Required work: For each line below that contains the string "Mitanni", copy that line.

Excerpt from a dataset:

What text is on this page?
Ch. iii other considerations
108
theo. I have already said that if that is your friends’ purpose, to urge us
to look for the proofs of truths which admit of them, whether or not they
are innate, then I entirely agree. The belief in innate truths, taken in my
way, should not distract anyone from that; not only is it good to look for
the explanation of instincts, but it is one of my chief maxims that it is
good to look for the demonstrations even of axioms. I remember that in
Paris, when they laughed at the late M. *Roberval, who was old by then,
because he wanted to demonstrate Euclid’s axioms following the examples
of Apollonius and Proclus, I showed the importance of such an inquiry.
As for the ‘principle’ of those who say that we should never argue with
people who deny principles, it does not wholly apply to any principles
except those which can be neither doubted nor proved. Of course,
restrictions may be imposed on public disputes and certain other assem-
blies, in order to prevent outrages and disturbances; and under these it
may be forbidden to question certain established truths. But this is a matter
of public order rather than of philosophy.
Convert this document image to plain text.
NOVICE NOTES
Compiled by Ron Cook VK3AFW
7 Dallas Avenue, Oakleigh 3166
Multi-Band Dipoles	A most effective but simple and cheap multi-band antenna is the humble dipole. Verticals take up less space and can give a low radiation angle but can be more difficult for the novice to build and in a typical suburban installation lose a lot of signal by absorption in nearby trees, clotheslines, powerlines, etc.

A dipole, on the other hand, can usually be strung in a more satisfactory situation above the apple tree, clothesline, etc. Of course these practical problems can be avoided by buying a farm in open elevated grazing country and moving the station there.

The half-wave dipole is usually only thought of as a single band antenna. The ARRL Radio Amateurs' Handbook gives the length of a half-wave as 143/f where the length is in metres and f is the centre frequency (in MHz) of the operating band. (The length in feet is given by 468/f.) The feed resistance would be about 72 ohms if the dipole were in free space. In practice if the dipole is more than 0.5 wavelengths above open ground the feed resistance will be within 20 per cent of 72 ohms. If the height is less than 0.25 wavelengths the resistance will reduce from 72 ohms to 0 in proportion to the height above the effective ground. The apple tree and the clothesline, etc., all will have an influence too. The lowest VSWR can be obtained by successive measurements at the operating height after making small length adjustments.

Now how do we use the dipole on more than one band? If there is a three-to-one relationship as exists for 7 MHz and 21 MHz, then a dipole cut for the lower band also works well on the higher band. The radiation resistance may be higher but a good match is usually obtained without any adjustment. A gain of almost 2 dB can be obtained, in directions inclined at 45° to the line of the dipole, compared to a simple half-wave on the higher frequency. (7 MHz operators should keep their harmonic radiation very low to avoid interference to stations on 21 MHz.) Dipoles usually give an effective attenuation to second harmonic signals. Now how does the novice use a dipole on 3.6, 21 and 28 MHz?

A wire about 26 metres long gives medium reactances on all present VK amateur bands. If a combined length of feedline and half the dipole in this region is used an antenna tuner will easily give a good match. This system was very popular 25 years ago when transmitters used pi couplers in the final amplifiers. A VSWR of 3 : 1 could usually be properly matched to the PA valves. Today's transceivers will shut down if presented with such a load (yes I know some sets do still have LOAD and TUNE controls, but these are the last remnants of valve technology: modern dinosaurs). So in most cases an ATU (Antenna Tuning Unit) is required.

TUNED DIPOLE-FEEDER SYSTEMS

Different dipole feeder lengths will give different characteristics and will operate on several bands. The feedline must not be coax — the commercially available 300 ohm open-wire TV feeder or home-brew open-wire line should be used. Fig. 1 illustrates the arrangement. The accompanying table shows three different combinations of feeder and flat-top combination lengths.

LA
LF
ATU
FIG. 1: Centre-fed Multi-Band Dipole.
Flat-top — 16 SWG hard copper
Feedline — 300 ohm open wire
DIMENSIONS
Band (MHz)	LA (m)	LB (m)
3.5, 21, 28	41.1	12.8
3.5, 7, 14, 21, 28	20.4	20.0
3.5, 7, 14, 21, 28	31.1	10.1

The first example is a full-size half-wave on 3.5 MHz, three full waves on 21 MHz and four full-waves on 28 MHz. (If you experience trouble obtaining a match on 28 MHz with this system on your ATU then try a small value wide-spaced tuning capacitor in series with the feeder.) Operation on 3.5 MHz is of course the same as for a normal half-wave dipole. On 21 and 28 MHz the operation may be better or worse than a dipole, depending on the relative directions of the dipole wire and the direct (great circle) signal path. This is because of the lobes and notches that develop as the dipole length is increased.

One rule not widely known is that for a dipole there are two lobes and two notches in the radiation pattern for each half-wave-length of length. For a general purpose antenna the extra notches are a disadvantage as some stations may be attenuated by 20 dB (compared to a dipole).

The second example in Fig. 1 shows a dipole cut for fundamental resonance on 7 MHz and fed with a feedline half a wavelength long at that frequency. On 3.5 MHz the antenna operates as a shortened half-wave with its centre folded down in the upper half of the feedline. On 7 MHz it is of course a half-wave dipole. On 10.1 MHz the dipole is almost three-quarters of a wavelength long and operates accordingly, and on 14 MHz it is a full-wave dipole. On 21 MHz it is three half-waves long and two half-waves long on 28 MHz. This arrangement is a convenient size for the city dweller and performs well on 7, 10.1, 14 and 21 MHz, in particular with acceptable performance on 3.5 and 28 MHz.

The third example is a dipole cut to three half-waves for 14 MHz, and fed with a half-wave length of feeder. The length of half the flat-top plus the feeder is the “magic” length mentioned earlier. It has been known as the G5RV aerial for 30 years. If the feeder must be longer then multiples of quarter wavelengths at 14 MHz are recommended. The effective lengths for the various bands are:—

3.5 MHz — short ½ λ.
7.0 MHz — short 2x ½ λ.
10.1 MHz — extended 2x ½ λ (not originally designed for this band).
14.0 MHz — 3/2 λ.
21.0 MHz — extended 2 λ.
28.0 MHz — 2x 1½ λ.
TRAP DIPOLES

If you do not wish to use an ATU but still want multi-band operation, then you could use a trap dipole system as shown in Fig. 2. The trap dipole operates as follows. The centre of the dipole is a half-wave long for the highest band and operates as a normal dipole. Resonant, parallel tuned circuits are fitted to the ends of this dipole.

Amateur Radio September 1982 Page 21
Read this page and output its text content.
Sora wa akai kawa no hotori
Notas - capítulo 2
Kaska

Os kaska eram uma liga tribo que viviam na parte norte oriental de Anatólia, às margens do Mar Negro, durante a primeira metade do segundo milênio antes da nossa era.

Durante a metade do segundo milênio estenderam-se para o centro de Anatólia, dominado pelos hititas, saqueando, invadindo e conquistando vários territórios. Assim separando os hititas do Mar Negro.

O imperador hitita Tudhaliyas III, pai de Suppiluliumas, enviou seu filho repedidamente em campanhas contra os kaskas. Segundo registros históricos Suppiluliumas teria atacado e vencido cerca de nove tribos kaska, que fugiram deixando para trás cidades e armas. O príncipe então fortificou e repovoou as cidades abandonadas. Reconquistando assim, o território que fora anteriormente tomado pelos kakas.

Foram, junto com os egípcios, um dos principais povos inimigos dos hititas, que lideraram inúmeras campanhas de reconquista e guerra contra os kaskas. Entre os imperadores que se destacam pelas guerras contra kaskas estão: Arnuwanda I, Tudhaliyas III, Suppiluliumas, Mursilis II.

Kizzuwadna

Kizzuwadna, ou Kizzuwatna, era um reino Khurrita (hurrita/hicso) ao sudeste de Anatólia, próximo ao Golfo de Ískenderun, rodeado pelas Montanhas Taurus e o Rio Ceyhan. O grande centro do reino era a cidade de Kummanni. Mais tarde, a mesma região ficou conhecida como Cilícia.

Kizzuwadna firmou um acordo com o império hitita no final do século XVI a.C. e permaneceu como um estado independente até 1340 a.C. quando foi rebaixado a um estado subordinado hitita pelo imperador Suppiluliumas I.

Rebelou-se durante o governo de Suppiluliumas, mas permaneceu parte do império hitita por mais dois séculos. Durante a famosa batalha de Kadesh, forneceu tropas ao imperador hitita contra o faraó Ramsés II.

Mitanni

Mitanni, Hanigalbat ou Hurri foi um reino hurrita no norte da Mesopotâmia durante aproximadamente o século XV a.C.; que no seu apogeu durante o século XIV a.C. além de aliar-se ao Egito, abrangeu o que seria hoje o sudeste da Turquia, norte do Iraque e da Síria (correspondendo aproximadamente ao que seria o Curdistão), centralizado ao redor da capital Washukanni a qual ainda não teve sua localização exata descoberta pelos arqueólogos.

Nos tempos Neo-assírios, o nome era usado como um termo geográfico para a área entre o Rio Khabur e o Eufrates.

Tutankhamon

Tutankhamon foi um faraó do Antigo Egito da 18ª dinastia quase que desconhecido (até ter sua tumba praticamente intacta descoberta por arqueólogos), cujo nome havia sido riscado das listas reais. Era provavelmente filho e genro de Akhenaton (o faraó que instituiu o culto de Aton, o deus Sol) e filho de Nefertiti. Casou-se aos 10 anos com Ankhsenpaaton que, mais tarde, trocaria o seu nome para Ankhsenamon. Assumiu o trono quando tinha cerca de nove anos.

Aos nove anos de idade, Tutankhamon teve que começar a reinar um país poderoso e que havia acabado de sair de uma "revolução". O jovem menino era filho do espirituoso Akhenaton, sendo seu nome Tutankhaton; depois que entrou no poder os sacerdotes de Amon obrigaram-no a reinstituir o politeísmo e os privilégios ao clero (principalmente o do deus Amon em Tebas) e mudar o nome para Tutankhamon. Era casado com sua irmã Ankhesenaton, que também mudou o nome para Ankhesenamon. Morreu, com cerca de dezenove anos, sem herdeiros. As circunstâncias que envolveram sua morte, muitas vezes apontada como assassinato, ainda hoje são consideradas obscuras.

Response:
Mitanni
Mitanni, Hanigalbat ou Hurri foi um reino hurrita no norte da Mesopotâmia durante aproximadamente o século XV a.C.; que no seu apogeu durante o século XIV a.C. além de aliar-se ao Egito, abrangeu o que seria hoje o sudeste da Turquia, norte do Iraque e da Síria (correspondendo aproximadamente ao que seria o Curdistão), centralizado ao redor da capital Washukanni a qual ainda não teve sua localização exata descoberta pelos arqueólogos.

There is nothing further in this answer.